▶ **Exercise brief**: Write out each entry, exactly the way it appears.

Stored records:
........

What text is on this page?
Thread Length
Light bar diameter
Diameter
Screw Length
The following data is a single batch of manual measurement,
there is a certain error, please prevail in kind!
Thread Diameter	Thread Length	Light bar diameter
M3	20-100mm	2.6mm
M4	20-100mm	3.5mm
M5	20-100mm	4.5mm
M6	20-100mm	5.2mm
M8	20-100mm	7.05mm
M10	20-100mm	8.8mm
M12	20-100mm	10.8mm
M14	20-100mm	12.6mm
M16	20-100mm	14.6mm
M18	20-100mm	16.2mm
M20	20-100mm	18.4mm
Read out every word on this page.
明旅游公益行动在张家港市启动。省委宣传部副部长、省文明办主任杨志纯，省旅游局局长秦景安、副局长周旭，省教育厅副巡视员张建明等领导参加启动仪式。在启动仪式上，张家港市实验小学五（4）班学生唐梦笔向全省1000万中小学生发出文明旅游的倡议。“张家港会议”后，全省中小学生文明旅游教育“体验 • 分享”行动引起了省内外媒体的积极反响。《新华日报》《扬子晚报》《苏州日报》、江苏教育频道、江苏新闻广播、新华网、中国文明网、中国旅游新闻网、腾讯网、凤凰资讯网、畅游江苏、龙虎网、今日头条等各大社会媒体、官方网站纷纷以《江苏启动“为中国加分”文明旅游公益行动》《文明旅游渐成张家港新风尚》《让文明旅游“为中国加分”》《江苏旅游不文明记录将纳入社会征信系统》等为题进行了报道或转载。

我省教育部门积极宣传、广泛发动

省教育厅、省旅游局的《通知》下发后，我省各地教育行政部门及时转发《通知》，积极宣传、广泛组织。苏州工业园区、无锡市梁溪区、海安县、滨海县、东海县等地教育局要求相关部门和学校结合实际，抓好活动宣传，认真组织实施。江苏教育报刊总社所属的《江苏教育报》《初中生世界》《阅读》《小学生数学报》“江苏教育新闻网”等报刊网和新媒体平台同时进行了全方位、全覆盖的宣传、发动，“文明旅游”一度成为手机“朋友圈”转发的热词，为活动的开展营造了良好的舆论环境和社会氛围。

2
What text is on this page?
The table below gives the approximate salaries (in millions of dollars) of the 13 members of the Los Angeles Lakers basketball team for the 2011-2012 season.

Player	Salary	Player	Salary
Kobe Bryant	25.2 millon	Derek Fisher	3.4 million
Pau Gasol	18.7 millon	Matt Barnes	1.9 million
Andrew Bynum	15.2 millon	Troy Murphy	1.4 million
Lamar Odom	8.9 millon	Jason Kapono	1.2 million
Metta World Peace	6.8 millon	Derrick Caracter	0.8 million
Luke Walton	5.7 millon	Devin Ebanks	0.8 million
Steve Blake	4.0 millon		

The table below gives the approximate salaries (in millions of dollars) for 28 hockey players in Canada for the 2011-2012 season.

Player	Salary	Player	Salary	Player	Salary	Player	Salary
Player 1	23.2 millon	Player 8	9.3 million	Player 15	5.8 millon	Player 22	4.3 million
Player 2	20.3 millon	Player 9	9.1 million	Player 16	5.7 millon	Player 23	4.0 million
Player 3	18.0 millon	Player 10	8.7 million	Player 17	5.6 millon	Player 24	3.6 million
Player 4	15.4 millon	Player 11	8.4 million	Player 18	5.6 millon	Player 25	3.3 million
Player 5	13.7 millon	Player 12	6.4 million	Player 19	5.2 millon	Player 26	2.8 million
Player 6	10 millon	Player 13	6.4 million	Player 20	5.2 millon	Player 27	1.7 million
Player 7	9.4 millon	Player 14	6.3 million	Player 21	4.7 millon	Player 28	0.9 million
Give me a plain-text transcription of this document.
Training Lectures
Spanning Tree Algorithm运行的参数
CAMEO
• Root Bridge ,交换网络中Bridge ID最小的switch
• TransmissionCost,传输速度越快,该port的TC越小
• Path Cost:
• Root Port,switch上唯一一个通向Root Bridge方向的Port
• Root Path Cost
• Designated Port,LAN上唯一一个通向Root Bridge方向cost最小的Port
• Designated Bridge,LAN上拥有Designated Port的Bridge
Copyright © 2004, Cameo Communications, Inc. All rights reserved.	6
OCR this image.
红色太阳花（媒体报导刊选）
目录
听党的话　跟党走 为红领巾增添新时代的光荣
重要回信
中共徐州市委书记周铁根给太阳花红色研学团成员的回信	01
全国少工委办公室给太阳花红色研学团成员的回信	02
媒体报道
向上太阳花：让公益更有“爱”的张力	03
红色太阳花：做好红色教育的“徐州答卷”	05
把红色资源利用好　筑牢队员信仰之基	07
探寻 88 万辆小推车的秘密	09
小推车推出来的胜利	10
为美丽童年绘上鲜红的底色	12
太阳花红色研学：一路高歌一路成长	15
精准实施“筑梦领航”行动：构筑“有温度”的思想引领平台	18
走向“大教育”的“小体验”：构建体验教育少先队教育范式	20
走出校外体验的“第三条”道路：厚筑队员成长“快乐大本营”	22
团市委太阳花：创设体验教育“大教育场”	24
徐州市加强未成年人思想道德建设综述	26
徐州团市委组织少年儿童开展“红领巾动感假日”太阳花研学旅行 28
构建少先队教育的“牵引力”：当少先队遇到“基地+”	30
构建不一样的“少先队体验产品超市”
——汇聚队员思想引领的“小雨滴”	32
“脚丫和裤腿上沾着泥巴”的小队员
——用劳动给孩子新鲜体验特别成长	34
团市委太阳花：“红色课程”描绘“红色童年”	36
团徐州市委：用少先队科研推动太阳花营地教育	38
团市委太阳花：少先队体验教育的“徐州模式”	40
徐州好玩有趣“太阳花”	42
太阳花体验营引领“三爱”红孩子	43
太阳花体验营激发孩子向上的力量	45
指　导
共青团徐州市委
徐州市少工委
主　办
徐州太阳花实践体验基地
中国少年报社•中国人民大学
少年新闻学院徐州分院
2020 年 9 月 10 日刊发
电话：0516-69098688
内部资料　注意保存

........

▶ **Reply to the exercise**:
What text is on this page?
Thread Length
Light bar diameter
Diameter
Screw Length
The following data is a single batch of manual measurement,
there is a certain error, please prevail in kind!
Thread Diameter	Thread Length	Light bar diameter
M3	20-100mm	2.6mm
M4	20-100mm	3.5mm
M5	20-100mm	4.5mm
M6	20-100mm	5.2mm
M8	20-100mm	7.05mm
M10	20-100mm	8.8mm
M12	20-100mm	10.8mm
M14	20-100mm	12.6mm
M16	20-100mm	14.6mm
M18	20-100mm	16.2mm
M20	20-100mm	18.4mm
Read out every word on this page.
明旅游公益行动在张家港市启动。省委宣传部副部长、省文明办主任杨志纯，省旅游局局长秦景安、副局长周旭，省教育厅副巡视员张建明等领导参加启动仪式。在启动仪式上，张家港市实验小学五（4）班学生唐梦笔向全省1000万中小学生发出文明旅游的倡议。“张家港会议”后，全省中小学生文明旅游教育“体验 • 分享”行动引起了省内外媒体的积极反响。《新华日报》《扬子晚报》《苏州日报》、江苏教育频道、江苏新闻广播、新华网、中国文明网、中国旅游新闻网、腾讯网、凤凰资讯网、畅游江苏、龙虎网、今日头条等各大社会媒体、官方网站纷纷以《江苏启动“为中国加分”文明旅游公益行动》《文明旅游渐成张家港新风尚》《让文明旅游“为中国加分”》《江苏旅游不文明记录将纳入社会征信系统》等为题进行了报道或转载。

我省教育部门积极宣传、广泛发动

省教育厅、省旅游局的《通知》下发后，我省各地教育行政部门及时转发《通知》，积极宣传、广泛组织。苏州工业园区、无锡市梁溪区、海安县、滨海县、东海县等地教育局要求相关部门和学校结合实际，抓好活动宣传，认真组织实施。江苏教育报刊总社所属的《江苏教育报》《初中生世界》《阅读》《小学生数学报》“江苏教育新闻网”等报刊网和新媒体平台同时进行了全方位、全覆盖的宣传、发动，“文明旅游”一度成为手机“朋友圈”转发的热词，为活动的开展营造了良好的舆论环境和社会氛围。

2
What text is on this page?
The table below gives the approximate salaries (in millions of dollars) of the 13 members of the Los Angeles Lakers basketball team for the 2011-2012 season.

Player	Salary	Player	Salary
Kobe Bryant	25.2 millon	Derek Fisher	3.4 million
Pau Gasol	18.7 millon	Matt Barnes	1.9 million
Andrew Bynum	15.2 millon	Troy Murphy	1.4 million
Lamar Odom	8.9 millon	Jason Kapono	1.2 million
Metta World Peace	6.8 millon	Derrick Caracter	0.8 million
Luke Walton	5.7 millon	Devin Ebanks	0.8 million
Steve Blake	4.0 millon		

The table below gives the approximate salaries (in millions of dollars) for 28 hockey players in Canada for the 2011-2012 season.

Player	Salary	Player	Salary	Player	Salary	Player	Salary
Player 1	23.2 millon	Player 8	9.3 million	Player 15	5.8 millon	Player 22	4.3 million
Player 2	20.3 millon	Player 9	9.1 million	Player 16	5.7 millon	Player 23	4.0 million
Player 3	18.0 millon	Player 10	8.7 million	Player 17	5.6 millon	Player 24	3.6 million
Player 4	15.4 millon	Player 11	8.4 million	Player 18	5.6 millon	Player 25	3.3 million
Player 5	13.7 millon	Player 12	6.4 million	Player 19	5.2 millon	Player 26	2.8 million
Player 6	10 millon	Player 13	6.4 million	Player 20	5.2 millon	Player 27	1.7 million
Player 7	9.4 millon	Player 14	6.3 million	Player 21	4.7 millon	Player 28	0.9 million
Give me a plain-text transcription of this document.
Training Lectures
Spanning Tree Algorithm运行的参数
CAMEO
• Root Bridge ,交换网络中Bridge ID最小的switch
• TransmissionCost,传输速度越快,该port的TC越小
• Path Cost:
• Root Port,switch上唯一一个通向Root Bridge方向的Port
• Root Path Cost
• Designated Port,LAN上唯一一个通向Root Bridge方向cost最小的Port
• Designated Bridge,LAN上拥有Designated Port的Bridge
Copyright © 2004, Cameo Communications, Inc. All rights reserved.	6
OCR this image.
红色太阳花（媒体报导刊选）
目录
听党的话　跟党走 为红领巾增添新时代的光荣
重要回信
中共徐州市委书记周铁根给太阳花红色研学团成员的回信	01
全国少工委办公室给太阳花红色研学团成员的回信	02
媒体报道
向上太阳花：让公益更有“爱”的张力	03
红色太阳花：做好红色教育的“徐州答卷”	05
把红色资源利用好　筑牢队员信仰之基	07
探寻 88 万辆小推车的秘密	09
小推车推出来的胜利	10
为美丽童年绘上鲜红的底色	12
太阳花红色研学：一路高歌一路成长	15
精准实施“筑梦领航”行动：构筑“有温度”的思想引领平台	18
走向“大教育”的“小体验”：构建体验教育少先队教育范式	20
走出校外体验的“第三条”道路：厚筑队员成长“快乐大本营”	22
团市委太阳花：创设体验教育“大教育场”	24
徐州市加强未成年人思想道德建设综述	26
徐州团市委组织少年儿童开展“红领巾动感假日”太阳花研学旅行 28
构建少先队教育的“牵引力”：当少先队遇到“基地+”	30
构建不一样的“少先队体验产品超市”
——汇聚队员思想引领的“小雨滴”	32
“脚丫和裤腿上沾着泥巴”的小队员
——用劳动给孩子新鲜体验特别成长	34
团市委太阳花：“红色课程”描绘“红色童年”	36
团徐州市委：用少先队科研推动太阳花营地教育	38
团市委太阳花：少先队体验教育的“徐州模式”	40
徐州好玩有趣“太阳花”	42
太阳花体验营引领“三爱”红孩子	43
太阳花体验营激发孩子向上的力量	45
指　导
共青团徐州市委
徐州市少工委
主　办
徐州太阳花实践体验基地
中国少年报社•中国人民大学
少年新闻学院徐州分院
2020 年 9 月 10 日刊发
电话：0516-69098688
内部资料　注意保存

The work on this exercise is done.